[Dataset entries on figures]
================
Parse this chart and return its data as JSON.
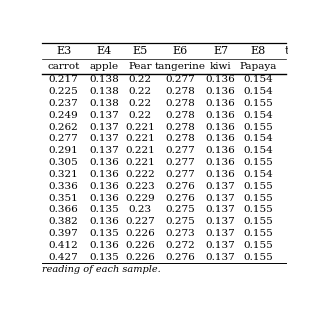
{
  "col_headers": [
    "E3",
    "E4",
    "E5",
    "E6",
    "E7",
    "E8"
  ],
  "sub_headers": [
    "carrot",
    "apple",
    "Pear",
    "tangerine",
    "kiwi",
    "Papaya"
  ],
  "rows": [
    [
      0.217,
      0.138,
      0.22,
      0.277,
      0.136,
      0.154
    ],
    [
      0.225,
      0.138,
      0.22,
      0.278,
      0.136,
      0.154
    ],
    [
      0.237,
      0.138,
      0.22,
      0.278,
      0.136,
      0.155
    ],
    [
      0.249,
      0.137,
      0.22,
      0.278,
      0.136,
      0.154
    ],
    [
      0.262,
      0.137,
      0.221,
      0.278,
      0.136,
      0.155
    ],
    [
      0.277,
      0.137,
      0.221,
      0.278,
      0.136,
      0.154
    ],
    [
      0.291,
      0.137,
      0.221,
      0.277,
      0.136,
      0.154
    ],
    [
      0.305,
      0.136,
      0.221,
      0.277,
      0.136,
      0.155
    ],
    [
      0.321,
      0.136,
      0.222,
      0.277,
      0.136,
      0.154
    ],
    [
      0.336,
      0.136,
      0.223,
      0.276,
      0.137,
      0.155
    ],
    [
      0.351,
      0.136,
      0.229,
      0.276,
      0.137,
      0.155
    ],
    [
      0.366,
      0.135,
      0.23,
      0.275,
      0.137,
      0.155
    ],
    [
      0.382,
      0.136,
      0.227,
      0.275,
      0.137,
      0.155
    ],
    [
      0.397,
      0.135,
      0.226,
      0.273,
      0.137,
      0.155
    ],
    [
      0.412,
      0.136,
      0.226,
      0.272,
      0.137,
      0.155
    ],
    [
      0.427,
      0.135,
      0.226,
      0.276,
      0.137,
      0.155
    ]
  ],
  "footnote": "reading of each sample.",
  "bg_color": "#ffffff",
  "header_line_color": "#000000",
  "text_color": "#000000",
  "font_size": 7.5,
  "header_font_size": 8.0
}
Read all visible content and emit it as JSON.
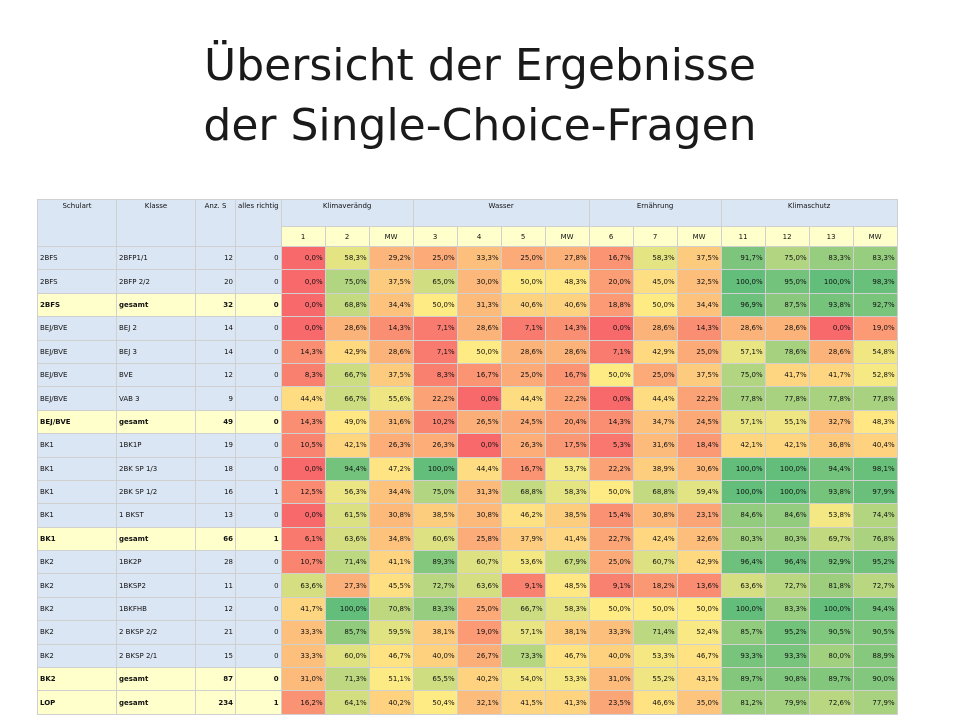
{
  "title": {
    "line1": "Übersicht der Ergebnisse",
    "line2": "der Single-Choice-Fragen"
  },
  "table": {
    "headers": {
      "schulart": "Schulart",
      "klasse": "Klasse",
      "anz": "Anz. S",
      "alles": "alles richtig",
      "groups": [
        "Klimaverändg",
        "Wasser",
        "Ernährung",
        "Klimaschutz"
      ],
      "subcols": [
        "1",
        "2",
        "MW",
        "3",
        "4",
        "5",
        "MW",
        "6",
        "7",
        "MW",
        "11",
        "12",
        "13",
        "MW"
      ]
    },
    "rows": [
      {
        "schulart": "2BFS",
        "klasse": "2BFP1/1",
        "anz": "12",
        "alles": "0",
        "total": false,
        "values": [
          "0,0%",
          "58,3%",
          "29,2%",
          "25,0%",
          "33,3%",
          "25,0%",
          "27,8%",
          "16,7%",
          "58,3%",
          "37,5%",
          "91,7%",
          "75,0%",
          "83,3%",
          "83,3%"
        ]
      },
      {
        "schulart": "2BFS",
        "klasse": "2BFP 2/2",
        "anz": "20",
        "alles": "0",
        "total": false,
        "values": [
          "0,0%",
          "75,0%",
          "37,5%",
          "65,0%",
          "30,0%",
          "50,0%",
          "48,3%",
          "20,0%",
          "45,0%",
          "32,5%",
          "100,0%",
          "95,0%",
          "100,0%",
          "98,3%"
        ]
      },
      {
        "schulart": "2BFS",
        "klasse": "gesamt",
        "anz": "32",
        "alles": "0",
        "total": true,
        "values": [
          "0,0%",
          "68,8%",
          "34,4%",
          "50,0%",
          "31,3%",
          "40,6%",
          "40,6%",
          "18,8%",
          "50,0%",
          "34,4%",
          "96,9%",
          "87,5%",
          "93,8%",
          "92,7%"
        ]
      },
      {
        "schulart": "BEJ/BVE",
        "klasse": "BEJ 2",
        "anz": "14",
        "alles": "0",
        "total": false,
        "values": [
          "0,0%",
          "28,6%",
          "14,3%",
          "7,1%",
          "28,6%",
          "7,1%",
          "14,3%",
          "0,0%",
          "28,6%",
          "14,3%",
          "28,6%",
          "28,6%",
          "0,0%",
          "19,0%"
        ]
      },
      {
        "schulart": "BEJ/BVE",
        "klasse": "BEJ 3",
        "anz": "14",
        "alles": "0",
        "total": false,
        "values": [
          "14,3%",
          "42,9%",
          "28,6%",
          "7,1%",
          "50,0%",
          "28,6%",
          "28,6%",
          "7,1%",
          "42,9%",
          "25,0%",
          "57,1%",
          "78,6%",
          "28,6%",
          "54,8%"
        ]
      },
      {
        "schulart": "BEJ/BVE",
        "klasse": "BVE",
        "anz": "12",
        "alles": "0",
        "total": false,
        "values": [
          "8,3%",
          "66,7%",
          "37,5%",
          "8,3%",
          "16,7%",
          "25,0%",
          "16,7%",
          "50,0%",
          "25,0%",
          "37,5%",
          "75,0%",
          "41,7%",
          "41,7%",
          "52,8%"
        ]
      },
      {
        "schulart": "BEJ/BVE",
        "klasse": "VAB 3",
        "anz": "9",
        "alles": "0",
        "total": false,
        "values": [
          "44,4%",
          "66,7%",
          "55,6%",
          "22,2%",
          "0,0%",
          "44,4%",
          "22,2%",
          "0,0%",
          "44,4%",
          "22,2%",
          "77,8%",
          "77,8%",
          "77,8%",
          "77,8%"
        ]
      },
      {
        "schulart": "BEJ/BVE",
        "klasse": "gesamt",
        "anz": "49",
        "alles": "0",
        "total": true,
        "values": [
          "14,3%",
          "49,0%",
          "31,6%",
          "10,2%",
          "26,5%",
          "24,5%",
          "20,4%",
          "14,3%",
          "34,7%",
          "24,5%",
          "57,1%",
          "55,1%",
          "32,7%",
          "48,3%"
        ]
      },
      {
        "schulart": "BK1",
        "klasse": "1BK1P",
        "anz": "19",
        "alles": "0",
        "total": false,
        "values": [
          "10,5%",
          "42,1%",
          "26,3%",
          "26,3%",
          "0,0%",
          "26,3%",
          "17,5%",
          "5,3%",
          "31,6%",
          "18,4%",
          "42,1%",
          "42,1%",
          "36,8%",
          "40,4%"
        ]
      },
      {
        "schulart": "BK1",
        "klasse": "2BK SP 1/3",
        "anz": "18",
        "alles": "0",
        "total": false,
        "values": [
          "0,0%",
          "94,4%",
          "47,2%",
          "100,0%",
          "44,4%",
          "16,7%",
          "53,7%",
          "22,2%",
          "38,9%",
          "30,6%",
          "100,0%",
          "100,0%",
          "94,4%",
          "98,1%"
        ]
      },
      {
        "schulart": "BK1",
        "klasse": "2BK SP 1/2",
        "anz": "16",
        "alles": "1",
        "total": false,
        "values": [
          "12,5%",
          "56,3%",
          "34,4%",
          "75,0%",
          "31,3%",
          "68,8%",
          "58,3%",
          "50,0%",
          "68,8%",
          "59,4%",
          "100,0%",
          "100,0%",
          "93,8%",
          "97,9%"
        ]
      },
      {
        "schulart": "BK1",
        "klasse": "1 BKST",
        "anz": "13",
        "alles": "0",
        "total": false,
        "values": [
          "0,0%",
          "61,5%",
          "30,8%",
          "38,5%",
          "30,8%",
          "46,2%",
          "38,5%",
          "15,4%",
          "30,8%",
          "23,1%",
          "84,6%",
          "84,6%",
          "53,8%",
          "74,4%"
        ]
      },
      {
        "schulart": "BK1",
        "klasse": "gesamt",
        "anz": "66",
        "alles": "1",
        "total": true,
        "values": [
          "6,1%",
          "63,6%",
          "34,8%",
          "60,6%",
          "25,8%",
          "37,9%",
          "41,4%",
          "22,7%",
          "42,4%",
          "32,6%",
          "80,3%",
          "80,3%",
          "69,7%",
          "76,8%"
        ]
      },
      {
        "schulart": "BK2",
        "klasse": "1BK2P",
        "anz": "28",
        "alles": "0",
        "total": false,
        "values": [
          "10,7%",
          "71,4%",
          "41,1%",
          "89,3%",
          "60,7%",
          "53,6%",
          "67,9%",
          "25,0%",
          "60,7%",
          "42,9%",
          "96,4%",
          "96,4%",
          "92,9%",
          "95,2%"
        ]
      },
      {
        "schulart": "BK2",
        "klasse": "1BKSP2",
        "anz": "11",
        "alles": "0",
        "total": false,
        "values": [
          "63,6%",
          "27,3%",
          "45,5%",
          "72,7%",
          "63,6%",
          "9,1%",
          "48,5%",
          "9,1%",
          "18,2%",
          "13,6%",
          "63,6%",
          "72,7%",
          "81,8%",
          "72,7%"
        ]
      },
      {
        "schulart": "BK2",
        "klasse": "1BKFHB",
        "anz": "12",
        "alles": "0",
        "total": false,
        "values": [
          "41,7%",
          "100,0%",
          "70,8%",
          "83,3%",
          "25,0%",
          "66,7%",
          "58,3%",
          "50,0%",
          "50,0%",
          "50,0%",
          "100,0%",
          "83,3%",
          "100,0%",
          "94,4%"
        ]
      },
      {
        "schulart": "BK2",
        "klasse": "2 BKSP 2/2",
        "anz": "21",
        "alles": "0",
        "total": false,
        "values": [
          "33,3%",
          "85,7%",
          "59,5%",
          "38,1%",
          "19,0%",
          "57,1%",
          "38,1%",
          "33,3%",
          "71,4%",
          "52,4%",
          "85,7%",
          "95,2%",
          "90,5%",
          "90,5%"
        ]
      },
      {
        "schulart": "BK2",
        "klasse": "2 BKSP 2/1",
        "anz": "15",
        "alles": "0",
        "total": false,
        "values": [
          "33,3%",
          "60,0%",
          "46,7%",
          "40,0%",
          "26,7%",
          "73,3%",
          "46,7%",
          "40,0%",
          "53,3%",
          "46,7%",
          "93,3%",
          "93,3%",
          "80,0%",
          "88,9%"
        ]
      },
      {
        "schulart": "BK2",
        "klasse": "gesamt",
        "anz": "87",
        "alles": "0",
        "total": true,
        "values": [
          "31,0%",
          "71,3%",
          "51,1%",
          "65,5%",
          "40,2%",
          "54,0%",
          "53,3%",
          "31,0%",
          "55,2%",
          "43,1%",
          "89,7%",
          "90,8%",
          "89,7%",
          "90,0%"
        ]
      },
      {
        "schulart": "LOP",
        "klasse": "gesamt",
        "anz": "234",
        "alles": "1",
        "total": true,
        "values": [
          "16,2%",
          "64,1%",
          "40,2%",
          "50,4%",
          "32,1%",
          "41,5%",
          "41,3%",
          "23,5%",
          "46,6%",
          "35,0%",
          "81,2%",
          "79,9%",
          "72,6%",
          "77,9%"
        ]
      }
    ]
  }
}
================
Given exercise. In the material above, find the lines that contain "JSON" and show them.

Solution.
Parse this chart and return its data as JSON.
Read all visible content and emit it as JSON.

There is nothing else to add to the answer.